Pick out each line below containing "title".

▼▼▼

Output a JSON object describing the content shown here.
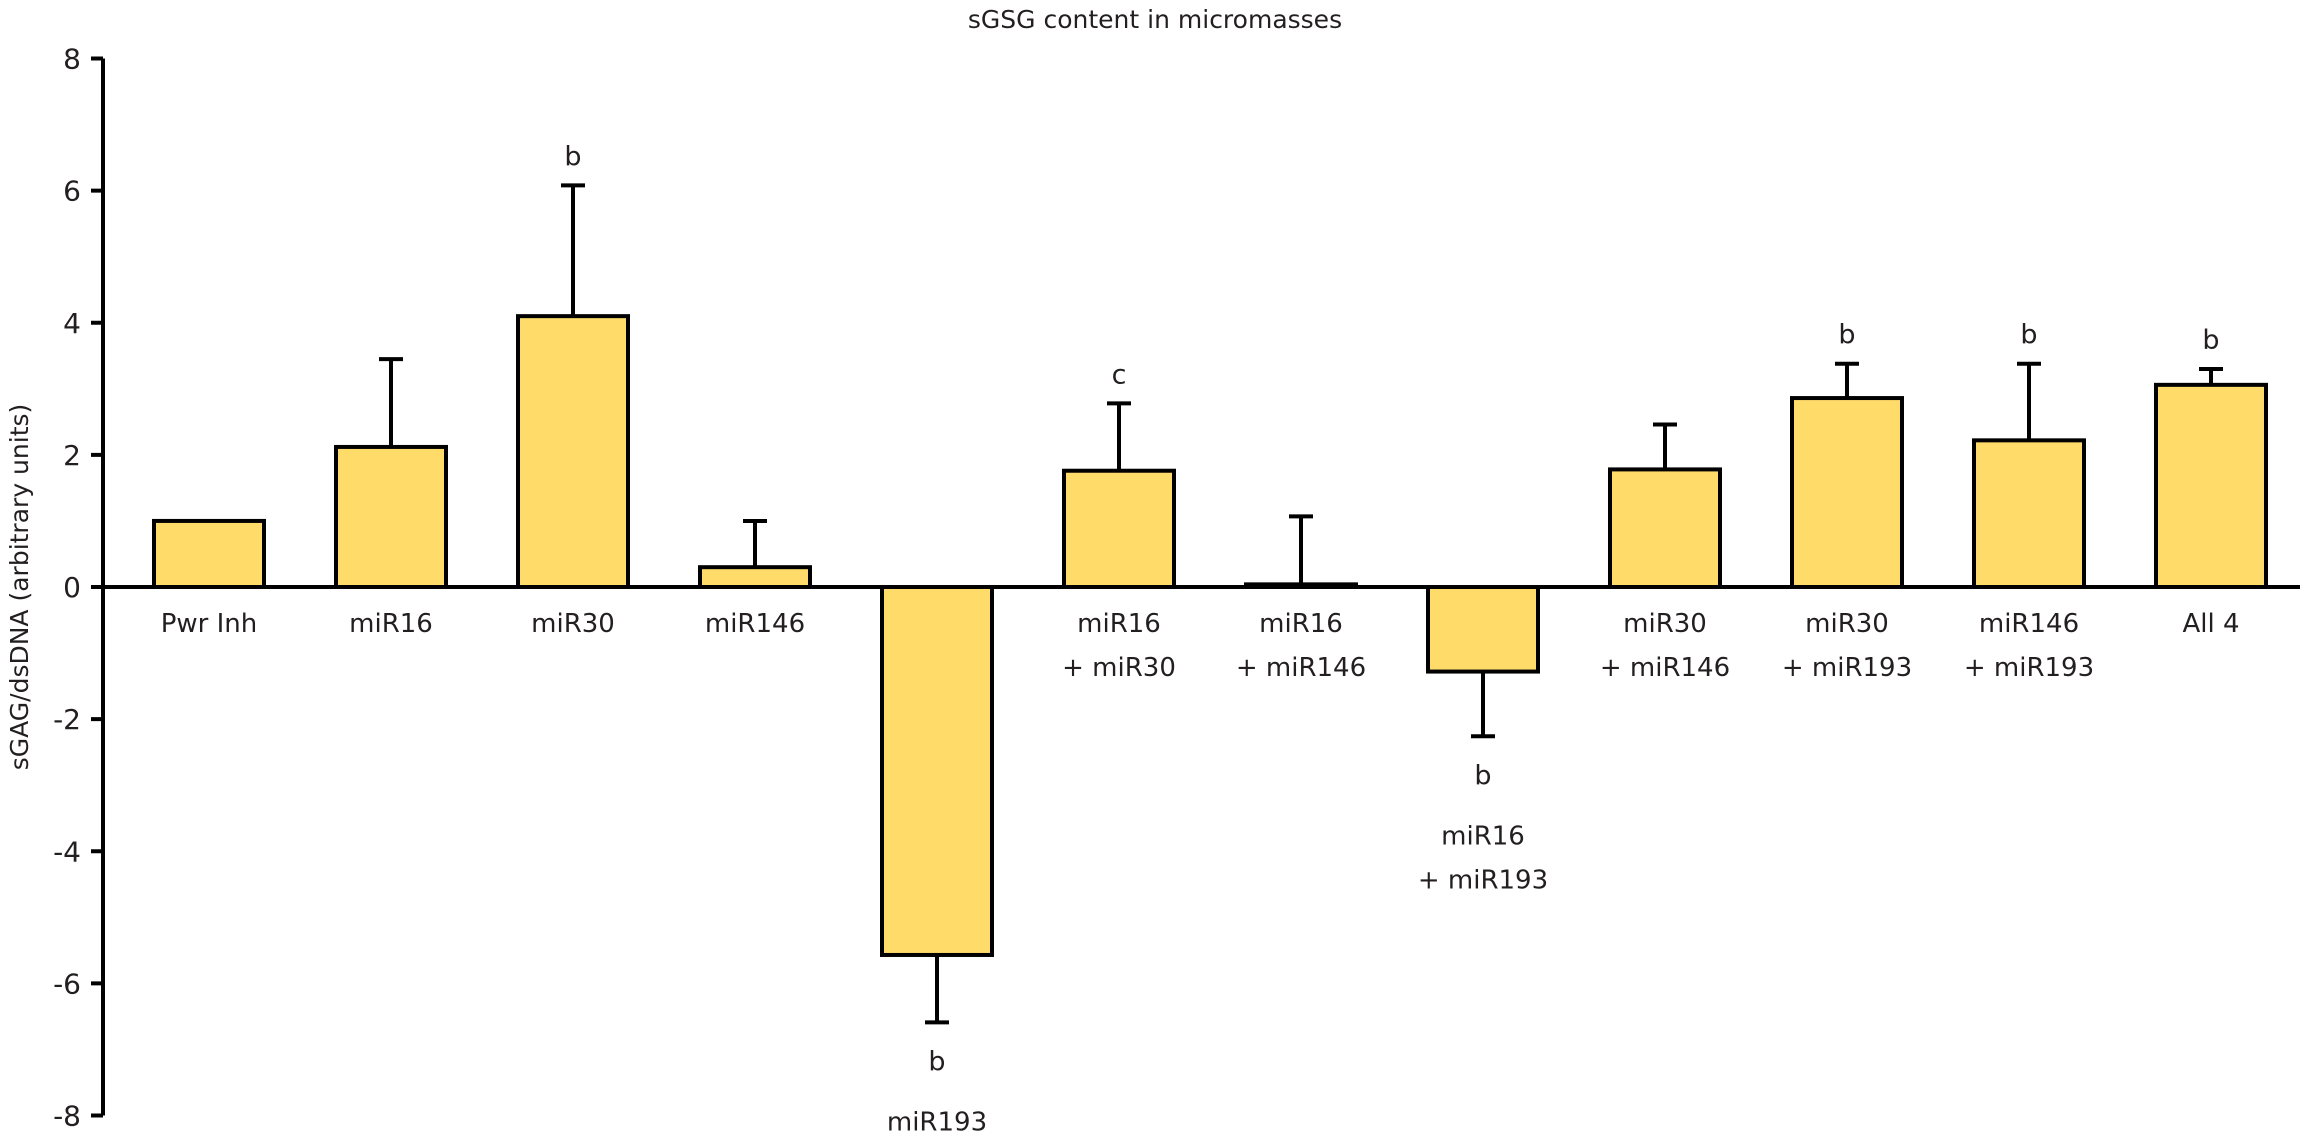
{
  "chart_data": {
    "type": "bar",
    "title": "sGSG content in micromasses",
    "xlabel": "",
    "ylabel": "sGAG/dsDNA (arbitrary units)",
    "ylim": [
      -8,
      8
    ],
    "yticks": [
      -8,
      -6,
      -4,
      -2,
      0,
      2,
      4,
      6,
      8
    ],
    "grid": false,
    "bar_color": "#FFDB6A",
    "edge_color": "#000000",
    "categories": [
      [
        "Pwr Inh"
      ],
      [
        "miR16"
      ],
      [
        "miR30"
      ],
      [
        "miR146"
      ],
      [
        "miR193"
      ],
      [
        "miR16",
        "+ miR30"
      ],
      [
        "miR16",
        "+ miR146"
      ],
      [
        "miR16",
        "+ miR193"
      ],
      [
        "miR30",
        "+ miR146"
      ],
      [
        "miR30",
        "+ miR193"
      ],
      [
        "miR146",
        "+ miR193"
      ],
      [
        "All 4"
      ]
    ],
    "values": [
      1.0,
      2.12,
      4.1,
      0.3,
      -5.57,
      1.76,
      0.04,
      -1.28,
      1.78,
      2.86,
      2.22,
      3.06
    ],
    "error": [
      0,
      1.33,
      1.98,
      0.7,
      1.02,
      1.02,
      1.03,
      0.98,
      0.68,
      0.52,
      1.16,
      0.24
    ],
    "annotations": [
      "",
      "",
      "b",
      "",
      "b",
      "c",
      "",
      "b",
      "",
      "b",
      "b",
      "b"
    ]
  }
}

▲▲▲
▼▼▼

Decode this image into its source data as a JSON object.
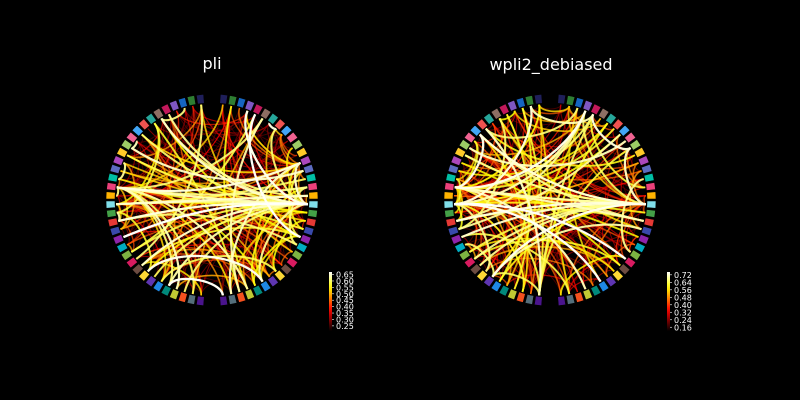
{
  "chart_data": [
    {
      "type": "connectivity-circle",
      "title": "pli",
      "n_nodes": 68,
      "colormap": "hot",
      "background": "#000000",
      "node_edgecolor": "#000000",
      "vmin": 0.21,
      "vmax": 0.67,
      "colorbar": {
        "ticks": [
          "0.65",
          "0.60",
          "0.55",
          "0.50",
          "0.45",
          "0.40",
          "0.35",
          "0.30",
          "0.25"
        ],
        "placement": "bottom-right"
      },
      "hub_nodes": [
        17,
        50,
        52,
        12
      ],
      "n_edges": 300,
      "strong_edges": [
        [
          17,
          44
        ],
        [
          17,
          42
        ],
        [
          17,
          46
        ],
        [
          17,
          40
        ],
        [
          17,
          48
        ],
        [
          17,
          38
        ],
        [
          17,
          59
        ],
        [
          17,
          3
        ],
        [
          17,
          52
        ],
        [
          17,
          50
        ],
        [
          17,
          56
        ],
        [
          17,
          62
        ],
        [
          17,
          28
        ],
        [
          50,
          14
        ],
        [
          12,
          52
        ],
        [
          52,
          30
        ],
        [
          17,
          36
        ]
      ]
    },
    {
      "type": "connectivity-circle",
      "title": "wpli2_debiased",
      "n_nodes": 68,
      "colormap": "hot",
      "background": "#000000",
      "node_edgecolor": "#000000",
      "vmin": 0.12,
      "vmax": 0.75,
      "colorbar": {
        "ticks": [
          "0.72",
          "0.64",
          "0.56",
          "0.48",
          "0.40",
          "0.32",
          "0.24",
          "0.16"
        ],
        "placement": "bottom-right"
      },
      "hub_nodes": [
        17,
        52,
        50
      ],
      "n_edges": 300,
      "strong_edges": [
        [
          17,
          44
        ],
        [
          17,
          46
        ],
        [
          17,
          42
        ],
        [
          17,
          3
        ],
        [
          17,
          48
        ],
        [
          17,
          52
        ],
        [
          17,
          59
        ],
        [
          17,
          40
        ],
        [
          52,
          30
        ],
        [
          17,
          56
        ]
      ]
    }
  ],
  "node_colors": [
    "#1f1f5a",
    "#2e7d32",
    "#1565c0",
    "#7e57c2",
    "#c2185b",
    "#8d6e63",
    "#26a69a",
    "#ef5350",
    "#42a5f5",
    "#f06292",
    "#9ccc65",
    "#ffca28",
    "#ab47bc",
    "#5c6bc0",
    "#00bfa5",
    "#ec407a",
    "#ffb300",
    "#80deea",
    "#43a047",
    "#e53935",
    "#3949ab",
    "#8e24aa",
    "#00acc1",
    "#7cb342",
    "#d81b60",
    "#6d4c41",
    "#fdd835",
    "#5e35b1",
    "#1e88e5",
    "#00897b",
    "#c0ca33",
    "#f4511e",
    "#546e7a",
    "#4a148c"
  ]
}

▲▲▲
▼▼▼

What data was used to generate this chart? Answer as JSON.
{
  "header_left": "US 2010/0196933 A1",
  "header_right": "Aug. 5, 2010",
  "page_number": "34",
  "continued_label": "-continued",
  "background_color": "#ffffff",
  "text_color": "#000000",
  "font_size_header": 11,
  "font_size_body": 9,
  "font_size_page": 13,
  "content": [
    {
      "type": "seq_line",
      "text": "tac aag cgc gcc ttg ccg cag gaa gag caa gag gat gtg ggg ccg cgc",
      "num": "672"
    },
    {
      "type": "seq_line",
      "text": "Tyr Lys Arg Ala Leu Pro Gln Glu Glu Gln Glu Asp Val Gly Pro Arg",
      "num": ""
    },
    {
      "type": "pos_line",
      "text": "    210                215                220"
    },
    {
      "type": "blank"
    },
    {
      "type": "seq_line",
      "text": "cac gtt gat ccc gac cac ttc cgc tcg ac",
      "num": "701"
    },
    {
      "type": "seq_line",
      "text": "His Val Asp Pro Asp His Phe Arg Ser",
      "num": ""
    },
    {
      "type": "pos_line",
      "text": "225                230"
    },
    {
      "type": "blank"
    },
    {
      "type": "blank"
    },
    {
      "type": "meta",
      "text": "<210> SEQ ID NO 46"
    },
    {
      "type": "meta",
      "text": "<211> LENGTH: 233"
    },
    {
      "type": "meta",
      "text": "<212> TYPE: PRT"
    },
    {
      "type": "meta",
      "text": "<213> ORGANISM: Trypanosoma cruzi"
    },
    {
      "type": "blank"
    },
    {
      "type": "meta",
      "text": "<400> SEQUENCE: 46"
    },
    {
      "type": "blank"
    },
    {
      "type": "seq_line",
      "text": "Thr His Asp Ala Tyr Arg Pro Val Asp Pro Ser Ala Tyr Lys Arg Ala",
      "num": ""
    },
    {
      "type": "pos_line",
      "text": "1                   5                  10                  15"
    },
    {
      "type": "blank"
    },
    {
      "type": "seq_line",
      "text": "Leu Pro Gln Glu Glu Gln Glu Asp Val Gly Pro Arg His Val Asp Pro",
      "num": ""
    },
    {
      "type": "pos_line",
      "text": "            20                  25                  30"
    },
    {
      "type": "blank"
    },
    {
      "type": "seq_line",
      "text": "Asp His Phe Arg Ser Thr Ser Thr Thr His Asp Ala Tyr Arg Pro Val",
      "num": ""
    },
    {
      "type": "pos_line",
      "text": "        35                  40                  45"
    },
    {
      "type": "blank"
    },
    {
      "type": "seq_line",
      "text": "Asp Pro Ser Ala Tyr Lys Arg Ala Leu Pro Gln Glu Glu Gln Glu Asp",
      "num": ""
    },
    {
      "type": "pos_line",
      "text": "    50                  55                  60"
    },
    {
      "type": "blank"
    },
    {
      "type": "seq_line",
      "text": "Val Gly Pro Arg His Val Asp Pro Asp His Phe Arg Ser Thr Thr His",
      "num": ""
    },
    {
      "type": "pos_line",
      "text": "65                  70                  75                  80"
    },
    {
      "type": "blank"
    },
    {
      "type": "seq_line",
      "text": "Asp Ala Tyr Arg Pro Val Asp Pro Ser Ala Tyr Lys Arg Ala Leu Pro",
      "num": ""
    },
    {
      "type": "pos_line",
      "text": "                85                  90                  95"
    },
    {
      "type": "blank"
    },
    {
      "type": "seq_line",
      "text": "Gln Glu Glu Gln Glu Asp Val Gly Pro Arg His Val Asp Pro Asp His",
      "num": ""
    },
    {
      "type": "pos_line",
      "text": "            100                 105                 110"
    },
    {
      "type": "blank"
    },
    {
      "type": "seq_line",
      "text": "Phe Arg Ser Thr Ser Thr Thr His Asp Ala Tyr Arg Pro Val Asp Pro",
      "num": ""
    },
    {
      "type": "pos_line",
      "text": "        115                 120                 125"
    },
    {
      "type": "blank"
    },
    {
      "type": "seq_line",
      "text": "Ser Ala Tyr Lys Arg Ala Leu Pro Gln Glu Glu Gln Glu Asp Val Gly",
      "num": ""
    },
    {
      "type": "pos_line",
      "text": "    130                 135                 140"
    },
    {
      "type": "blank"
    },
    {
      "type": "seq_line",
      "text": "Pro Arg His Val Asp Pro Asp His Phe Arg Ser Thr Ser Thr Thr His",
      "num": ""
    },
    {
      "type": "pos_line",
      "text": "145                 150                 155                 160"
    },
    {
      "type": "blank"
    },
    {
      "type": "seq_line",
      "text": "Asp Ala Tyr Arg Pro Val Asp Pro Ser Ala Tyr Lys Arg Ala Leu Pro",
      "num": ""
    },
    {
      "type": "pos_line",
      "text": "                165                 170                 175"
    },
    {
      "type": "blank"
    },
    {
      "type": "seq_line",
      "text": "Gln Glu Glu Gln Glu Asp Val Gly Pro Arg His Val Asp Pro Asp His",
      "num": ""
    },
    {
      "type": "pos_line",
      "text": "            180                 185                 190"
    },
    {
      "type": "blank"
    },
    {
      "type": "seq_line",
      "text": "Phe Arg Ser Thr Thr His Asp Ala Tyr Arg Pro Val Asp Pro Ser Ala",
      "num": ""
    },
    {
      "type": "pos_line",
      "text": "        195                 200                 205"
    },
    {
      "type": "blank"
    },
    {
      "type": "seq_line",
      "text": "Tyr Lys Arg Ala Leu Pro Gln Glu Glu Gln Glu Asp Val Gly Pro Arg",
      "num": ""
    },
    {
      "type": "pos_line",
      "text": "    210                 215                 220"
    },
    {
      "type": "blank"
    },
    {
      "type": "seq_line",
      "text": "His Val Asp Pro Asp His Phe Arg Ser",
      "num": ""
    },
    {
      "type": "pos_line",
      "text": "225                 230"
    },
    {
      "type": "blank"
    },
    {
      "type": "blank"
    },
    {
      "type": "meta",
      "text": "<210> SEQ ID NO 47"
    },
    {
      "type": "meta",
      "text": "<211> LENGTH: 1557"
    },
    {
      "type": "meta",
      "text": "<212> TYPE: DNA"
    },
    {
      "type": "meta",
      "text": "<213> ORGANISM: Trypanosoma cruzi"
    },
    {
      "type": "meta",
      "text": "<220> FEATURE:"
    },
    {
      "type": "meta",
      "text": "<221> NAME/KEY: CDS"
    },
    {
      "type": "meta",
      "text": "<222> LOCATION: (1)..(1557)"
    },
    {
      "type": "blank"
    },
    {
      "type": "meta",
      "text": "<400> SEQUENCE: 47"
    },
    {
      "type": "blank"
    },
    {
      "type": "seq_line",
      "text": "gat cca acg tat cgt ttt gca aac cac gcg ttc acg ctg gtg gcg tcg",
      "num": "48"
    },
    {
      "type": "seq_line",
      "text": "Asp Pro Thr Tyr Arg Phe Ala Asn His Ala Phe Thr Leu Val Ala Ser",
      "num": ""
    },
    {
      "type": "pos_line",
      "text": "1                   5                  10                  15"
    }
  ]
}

▲▲▲

• **Worked solution**:
    "title": "sGSG content in micromasses",
      "title": "pli",
      "title": "wpli2_debiased",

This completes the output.